Work task:
Search term "puede": work out how many lines of the data below contain it, and answer with that number alone.

Dataset records of page text:
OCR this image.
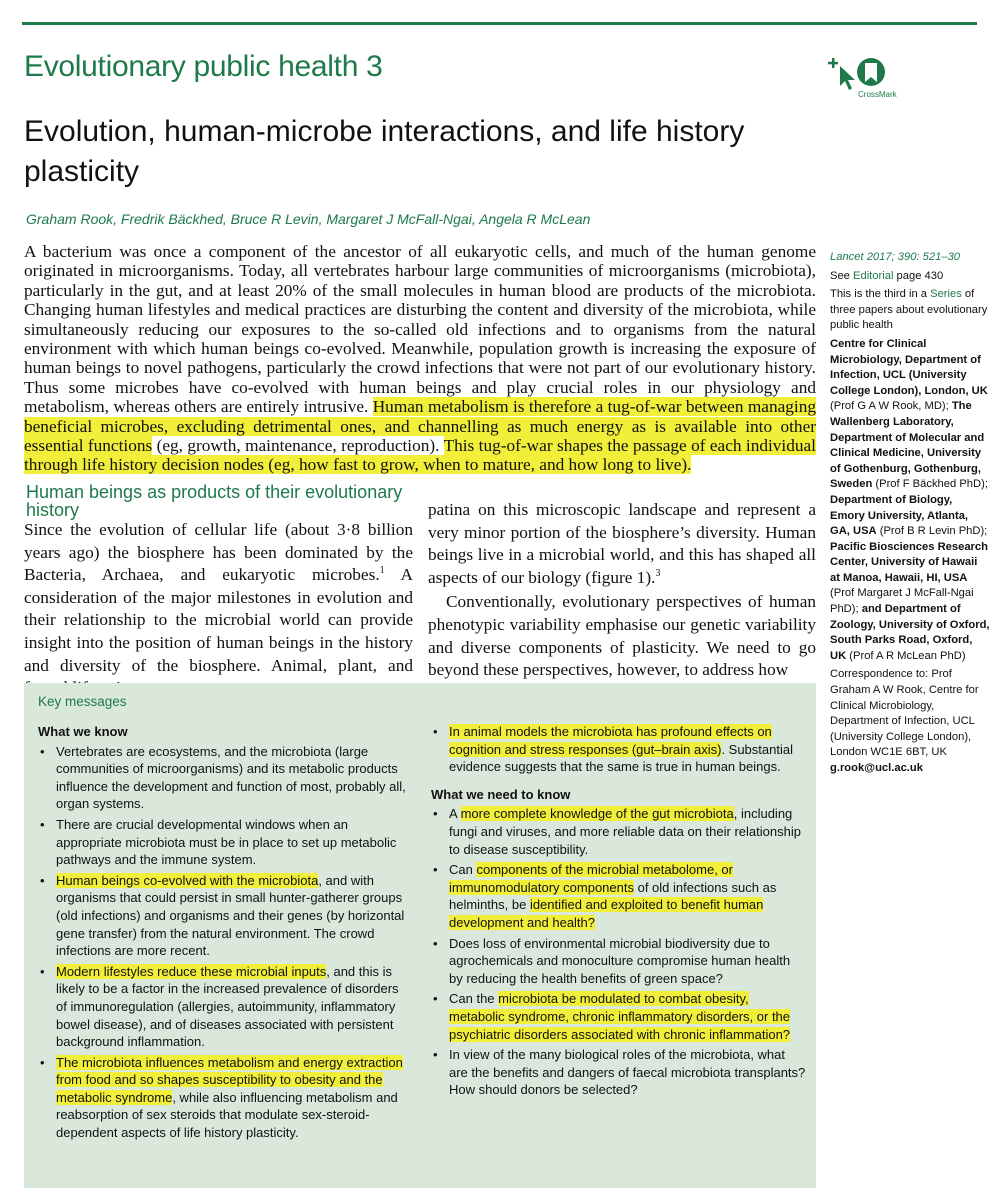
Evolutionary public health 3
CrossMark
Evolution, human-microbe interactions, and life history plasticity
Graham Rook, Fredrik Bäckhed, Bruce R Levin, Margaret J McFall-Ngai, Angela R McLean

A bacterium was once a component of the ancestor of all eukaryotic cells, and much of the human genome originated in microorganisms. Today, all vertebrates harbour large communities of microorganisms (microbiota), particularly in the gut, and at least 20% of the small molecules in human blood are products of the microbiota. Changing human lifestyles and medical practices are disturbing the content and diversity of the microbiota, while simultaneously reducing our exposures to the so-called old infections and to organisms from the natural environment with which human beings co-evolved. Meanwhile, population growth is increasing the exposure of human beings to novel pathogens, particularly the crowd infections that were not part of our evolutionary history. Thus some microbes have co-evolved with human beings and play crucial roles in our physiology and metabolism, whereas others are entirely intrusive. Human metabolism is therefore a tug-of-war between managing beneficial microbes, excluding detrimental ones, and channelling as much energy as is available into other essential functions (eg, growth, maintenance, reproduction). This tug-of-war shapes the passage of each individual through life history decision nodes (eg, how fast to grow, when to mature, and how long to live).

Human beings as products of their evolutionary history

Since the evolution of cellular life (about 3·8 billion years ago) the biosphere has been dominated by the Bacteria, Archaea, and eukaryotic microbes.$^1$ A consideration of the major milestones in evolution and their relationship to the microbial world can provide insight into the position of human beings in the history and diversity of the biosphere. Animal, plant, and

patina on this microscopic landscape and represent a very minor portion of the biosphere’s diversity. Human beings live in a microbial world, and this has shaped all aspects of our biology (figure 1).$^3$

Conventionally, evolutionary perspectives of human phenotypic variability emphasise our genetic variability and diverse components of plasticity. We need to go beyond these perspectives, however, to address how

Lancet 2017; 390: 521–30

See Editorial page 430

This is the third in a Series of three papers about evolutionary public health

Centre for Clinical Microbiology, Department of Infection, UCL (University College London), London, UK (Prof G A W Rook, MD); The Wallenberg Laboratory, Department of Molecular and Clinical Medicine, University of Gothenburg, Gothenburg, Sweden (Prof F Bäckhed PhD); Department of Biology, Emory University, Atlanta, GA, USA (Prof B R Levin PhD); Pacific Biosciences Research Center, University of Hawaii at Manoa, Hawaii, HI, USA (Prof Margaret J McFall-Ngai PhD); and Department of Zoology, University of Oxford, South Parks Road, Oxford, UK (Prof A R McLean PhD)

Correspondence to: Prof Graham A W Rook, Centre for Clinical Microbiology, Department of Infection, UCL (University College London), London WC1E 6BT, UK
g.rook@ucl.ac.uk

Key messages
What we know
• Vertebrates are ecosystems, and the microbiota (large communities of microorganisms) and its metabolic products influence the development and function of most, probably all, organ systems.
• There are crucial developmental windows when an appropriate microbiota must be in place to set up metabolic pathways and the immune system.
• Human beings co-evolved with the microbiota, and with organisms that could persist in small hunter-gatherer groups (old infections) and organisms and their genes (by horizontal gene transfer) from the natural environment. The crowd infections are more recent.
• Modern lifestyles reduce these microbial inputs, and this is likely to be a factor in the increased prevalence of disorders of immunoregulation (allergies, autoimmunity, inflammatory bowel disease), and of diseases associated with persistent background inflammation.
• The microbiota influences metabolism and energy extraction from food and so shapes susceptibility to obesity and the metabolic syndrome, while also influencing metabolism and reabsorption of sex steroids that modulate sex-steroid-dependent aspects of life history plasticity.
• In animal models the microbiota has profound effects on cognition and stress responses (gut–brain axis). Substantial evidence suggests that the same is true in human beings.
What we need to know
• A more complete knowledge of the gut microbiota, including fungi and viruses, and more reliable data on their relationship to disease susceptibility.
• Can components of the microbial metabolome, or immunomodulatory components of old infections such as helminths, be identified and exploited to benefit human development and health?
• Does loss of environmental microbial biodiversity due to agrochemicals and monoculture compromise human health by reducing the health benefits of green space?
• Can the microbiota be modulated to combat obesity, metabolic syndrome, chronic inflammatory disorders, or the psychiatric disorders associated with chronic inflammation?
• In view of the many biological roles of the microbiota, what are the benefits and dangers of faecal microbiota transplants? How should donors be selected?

==

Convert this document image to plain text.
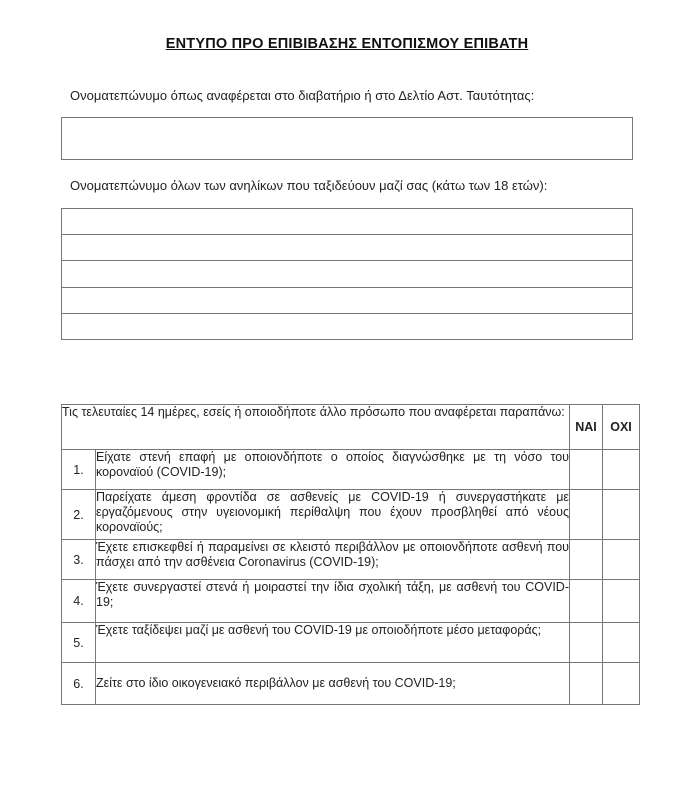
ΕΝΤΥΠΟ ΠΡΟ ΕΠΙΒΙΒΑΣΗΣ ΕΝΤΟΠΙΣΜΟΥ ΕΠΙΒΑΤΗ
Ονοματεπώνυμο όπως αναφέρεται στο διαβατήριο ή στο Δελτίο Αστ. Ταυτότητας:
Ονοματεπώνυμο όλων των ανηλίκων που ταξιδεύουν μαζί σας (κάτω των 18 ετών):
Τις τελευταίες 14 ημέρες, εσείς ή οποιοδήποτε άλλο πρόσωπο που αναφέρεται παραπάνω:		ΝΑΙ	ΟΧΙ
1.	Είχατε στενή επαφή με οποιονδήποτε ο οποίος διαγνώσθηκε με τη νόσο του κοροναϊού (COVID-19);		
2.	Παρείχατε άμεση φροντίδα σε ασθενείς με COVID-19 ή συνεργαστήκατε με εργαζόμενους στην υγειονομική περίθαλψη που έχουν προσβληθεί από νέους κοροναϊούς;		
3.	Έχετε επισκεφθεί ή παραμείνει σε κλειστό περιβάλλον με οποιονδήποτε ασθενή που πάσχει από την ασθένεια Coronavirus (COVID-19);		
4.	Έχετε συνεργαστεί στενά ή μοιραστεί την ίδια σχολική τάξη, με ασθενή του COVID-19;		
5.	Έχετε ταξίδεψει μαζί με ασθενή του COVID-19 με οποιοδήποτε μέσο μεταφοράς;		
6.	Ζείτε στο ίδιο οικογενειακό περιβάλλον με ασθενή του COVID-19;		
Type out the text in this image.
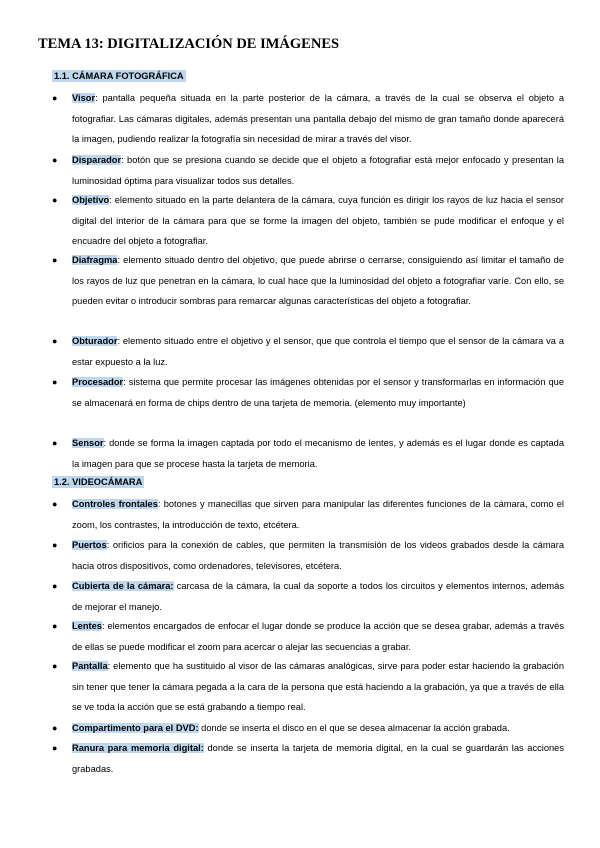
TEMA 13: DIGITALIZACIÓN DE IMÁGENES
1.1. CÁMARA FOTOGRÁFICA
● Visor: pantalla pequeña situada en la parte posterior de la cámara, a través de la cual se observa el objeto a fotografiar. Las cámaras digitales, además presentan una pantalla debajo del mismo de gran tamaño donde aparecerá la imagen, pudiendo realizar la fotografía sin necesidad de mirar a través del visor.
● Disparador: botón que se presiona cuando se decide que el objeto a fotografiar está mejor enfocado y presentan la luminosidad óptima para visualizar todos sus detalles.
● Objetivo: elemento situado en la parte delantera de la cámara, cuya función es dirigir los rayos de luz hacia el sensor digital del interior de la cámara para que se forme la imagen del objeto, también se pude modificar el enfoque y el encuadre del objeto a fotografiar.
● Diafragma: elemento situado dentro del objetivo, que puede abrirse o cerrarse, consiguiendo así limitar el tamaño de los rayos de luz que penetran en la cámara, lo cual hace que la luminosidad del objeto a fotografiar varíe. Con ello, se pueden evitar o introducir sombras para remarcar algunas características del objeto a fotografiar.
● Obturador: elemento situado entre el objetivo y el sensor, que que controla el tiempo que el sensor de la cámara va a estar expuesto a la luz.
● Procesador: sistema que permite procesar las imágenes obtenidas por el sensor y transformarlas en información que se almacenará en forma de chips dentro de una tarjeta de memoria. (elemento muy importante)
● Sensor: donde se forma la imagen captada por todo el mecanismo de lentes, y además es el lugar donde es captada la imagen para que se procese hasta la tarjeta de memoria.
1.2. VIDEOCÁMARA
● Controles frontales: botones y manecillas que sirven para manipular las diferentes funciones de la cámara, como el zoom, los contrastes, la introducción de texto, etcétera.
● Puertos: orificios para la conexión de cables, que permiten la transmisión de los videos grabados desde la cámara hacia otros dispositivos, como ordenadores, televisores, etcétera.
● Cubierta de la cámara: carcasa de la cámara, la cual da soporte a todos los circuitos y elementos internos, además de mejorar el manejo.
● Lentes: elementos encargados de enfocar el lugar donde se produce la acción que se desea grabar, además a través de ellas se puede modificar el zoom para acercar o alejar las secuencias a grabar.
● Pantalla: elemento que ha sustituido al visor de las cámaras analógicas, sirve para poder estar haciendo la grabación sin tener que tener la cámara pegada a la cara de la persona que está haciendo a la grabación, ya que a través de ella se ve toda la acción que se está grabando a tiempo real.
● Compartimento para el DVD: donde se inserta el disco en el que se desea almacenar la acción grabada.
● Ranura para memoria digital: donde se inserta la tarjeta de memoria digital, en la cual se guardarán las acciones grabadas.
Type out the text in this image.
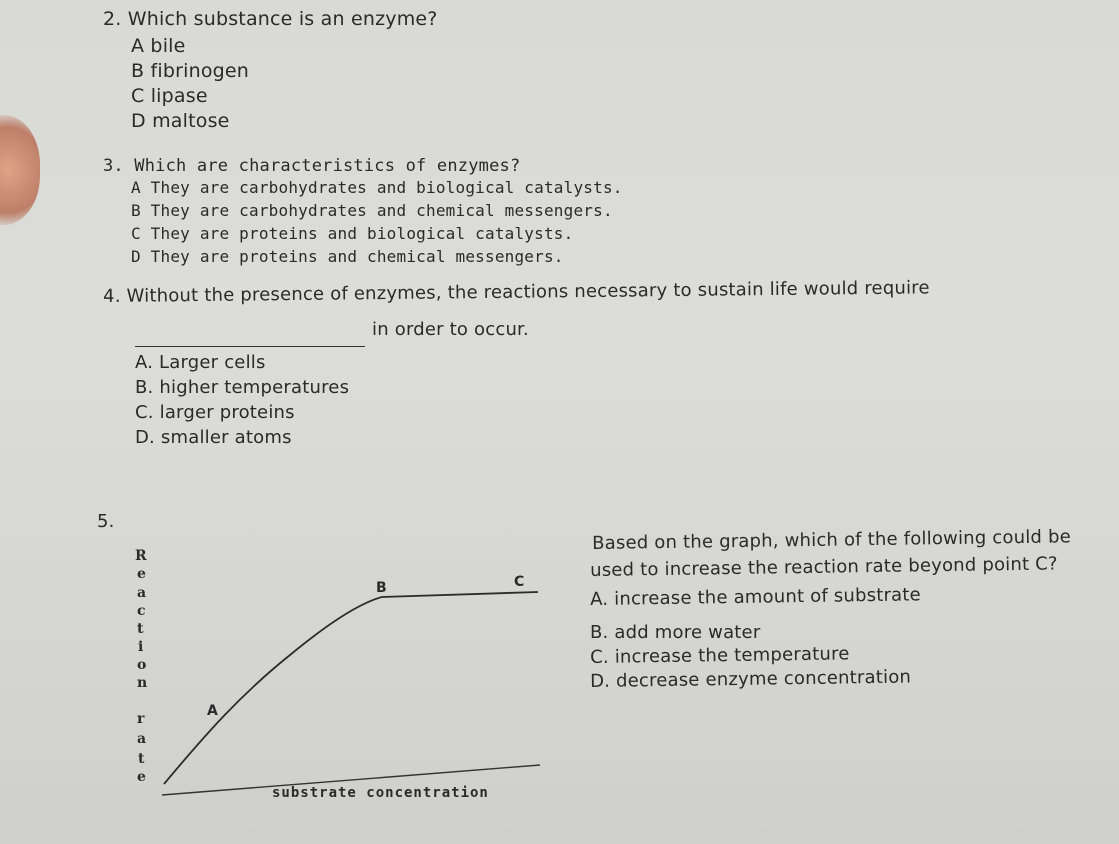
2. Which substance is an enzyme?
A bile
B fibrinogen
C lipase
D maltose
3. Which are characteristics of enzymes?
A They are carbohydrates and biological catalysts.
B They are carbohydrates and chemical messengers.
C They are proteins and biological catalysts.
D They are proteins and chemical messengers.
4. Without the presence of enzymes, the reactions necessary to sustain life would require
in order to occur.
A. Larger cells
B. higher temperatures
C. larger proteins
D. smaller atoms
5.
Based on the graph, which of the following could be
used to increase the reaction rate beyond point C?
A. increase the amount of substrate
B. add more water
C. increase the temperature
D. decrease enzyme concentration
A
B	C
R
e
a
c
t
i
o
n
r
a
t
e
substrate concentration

Written response:
2